Directions for this task:
Which lines of the data hold the word "Conducto"? Copy all of them.

▶

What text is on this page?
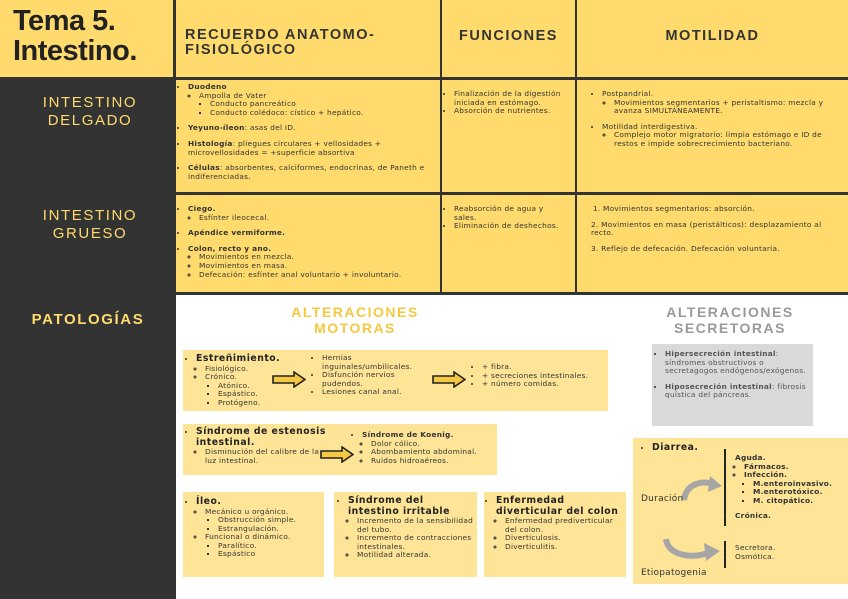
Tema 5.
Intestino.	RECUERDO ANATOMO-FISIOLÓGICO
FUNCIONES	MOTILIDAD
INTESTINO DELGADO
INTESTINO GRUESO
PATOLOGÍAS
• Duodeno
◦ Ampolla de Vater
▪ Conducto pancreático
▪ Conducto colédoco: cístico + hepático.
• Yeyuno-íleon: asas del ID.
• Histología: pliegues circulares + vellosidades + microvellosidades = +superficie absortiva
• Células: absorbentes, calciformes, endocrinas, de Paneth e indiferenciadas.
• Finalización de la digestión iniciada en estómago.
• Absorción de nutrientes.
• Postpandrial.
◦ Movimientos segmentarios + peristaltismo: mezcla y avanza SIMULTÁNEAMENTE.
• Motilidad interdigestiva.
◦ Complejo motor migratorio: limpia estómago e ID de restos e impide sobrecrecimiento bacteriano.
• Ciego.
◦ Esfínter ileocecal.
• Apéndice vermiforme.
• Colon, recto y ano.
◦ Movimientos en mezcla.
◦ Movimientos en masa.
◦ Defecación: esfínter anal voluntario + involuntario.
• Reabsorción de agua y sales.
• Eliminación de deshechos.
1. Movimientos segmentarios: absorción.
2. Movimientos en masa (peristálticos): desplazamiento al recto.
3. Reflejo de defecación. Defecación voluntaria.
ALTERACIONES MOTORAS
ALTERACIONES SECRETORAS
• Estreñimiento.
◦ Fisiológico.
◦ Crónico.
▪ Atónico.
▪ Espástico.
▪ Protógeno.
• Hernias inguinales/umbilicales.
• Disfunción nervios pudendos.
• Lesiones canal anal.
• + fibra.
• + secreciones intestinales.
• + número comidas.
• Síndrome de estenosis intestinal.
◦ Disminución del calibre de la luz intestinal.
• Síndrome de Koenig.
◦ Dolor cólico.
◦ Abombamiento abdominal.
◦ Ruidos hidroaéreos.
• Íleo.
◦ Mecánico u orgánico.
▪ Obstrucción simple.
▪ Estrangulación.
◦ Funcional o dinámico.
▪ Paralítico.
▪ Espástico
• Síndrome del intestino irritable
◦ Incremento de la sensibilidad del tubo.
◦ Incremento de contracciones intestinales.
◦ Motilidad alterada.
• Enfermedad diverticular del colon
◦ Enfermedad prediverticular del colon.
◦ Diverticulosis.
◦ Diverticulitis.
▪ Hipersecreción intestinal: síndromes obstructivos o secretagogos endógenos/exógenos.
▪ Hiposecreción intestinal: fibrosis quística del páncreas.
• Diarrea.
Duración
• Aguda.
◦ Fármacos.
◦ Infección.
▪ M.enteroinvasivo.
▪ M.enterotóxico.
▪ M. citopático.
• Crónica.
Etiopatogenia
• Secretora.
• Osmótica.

◀
▶

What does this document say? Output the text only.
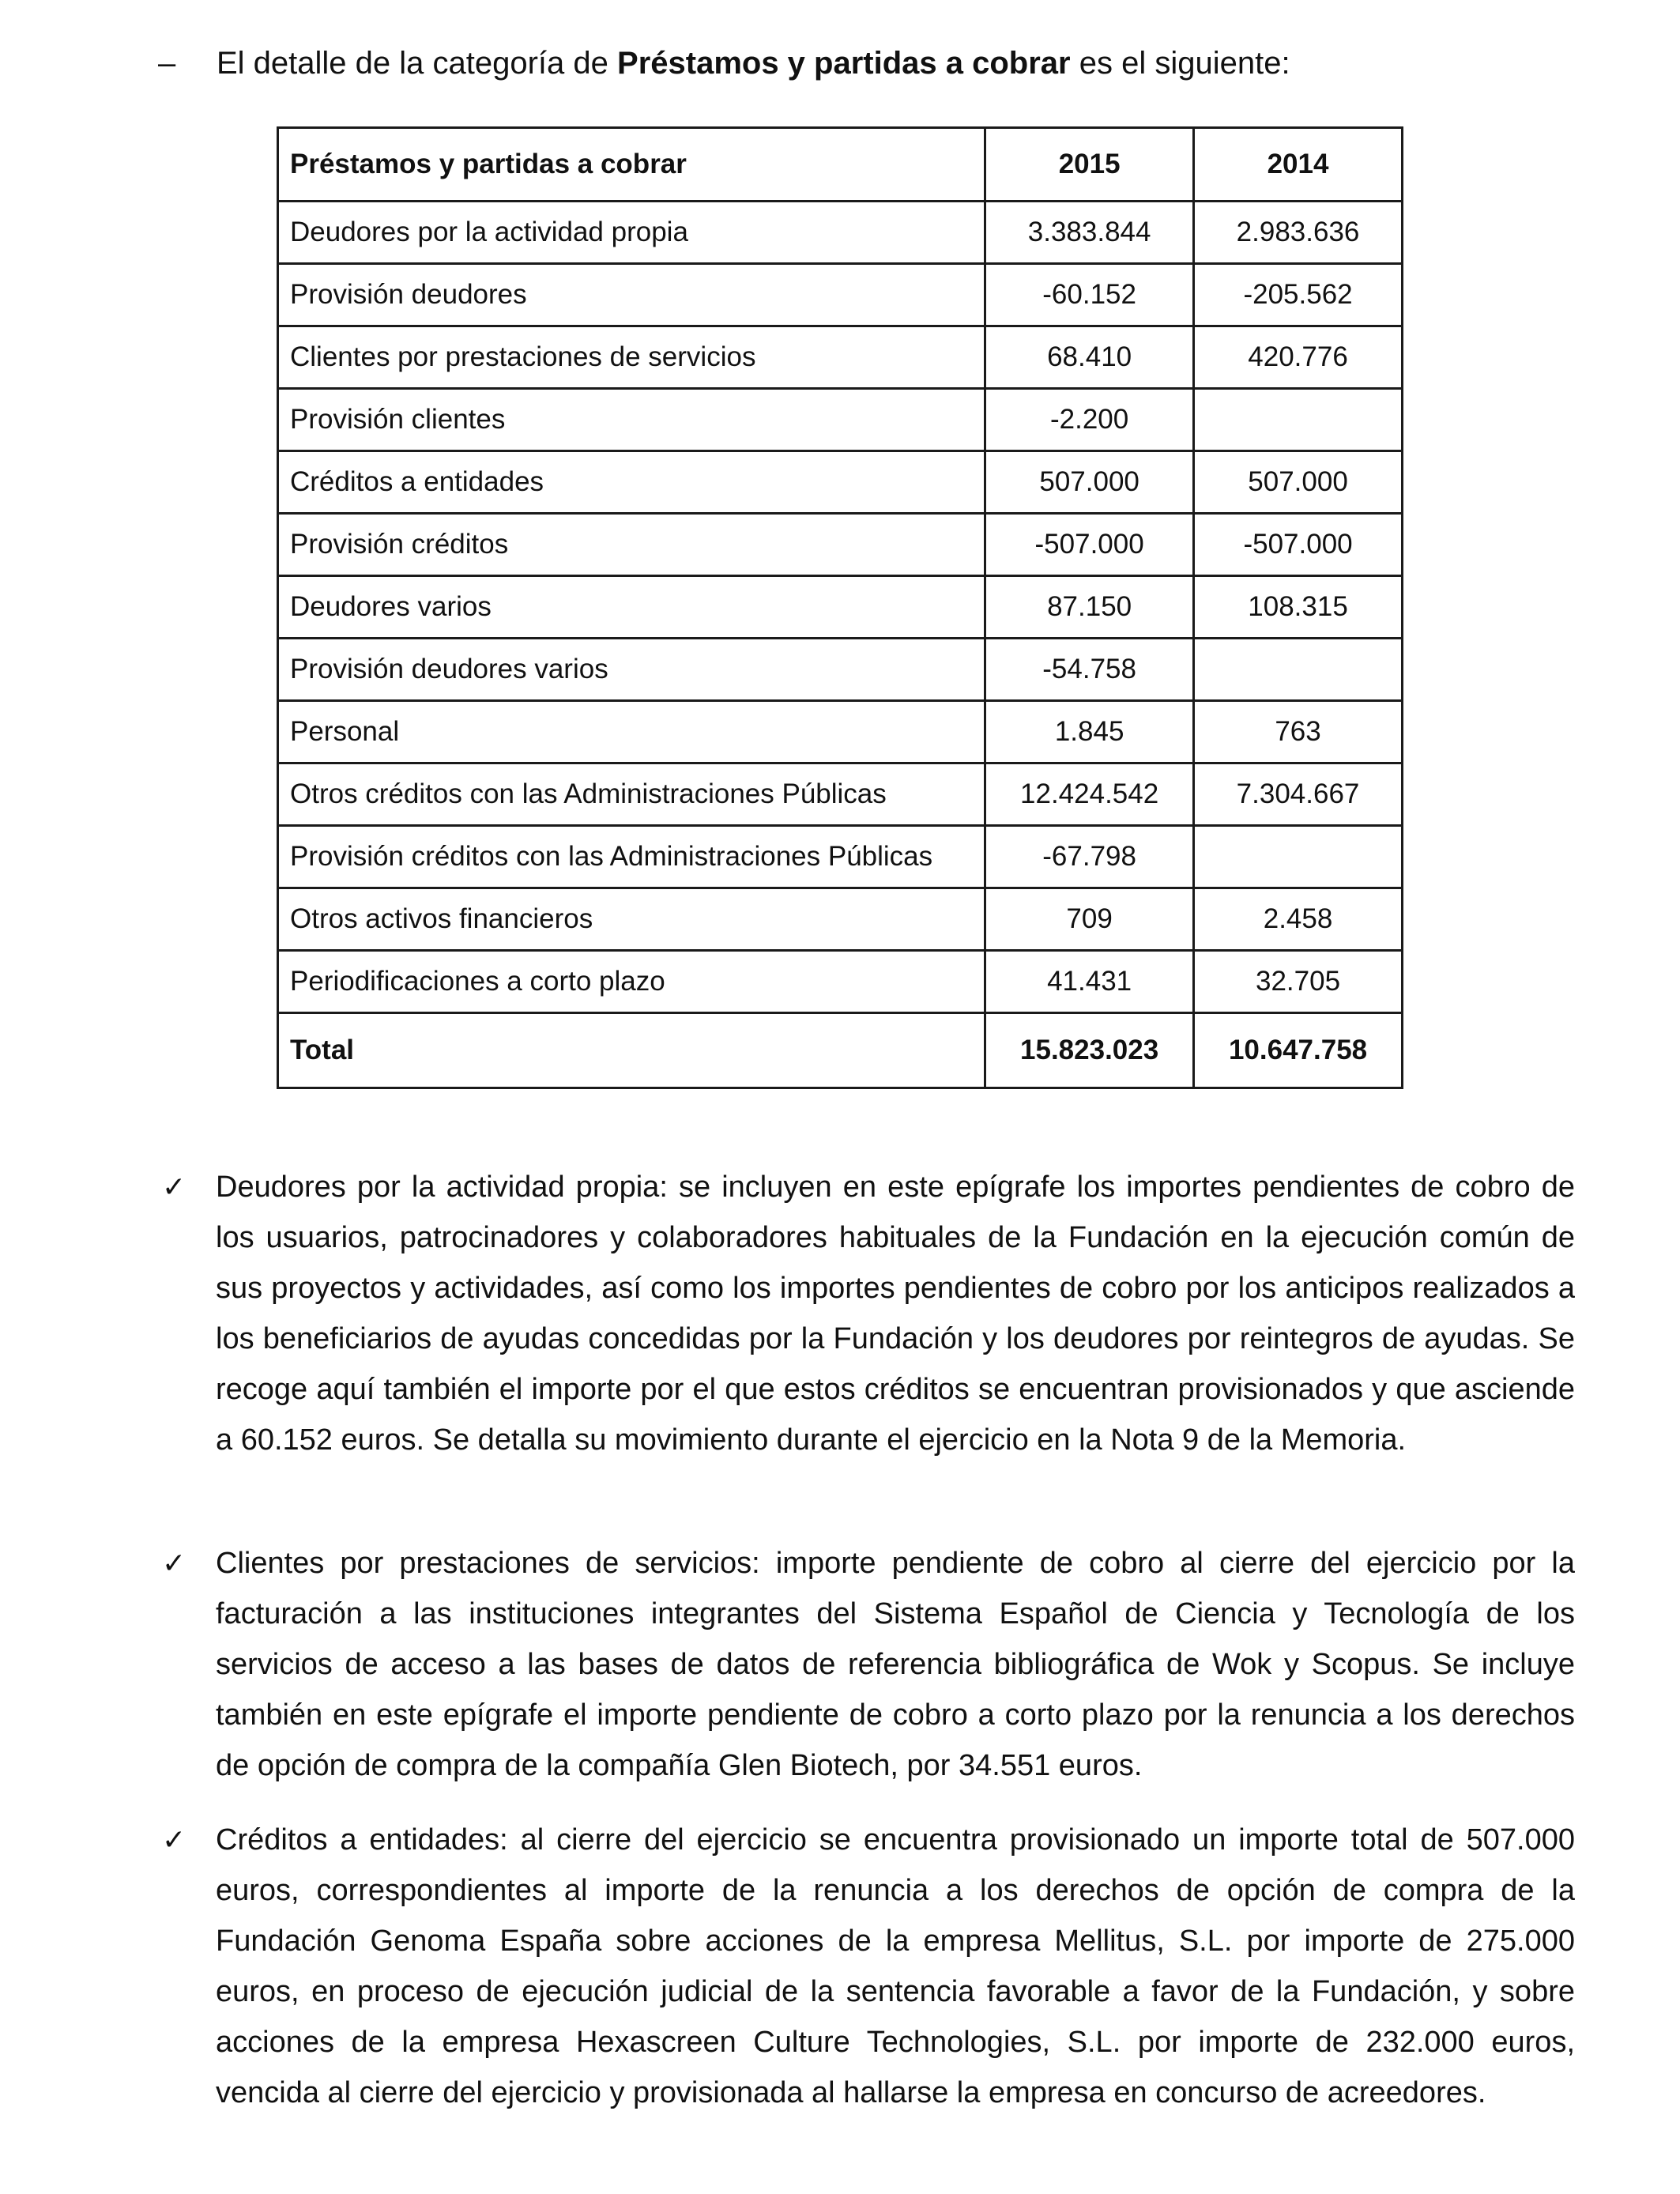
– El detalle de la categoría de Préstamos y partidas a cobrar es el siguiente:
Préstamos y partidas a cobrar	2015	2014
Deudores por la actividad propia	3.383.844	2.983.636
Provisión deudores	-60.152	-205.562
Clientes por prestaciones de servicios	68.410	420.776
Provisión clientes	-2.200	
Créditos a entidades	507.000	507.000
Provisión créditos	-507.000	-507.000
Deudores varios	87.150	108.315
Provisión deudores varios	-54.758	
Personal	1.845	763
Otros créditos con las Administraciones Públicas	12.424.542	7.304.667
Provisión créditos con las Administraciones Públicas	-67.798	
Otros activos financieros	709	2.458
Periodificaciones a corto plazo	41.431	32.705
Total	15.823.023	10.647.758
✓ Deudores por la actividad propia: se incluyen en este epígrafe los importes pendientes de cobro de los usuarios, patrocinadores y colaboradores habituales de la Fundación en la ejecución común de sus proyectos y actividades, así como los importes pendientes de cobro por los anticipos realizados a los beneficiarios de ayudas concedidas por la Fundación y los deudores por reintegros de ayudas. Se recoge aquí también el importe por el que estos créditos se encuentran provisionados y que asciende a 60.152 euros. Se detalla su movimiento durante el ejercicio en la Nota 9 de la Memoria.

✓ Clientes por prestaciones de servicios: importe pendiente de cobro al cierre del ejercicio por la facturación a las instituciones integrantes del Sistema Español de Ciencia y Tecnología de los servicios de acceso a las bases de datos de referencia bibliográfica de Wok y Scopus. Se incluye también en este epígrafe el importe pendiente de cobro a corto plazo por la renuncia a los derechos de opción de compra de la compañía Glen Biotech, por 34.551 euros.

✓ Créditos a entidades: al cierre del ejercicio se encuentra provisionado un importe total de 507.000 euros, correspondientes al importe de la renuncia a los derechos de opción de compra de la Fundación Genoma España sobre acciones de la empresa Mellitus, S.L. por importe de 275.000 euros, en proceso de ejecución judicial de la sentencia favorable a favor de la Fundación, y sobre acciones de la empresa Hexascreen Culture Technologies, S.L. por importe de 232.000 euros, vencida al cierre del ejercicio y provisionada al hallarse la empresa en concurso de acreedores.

◀
▶

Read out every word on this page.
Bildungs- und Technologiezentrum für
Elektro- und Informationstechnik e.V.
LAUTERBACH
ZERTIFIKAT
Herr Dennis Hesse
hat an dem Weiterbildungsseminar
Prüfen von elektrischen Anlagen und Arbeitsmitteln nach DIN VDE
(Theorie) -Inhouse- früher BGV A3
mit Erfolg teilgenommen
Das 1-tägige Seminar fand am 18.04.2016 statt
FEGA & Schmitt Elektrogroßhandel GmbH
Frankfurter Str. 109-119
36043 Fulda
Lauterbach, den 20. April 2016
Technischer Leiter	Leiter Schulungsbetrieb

◀

Answer section:
▪ Conducto pancreático
▪ Conducto colédoco: cístico + hepático.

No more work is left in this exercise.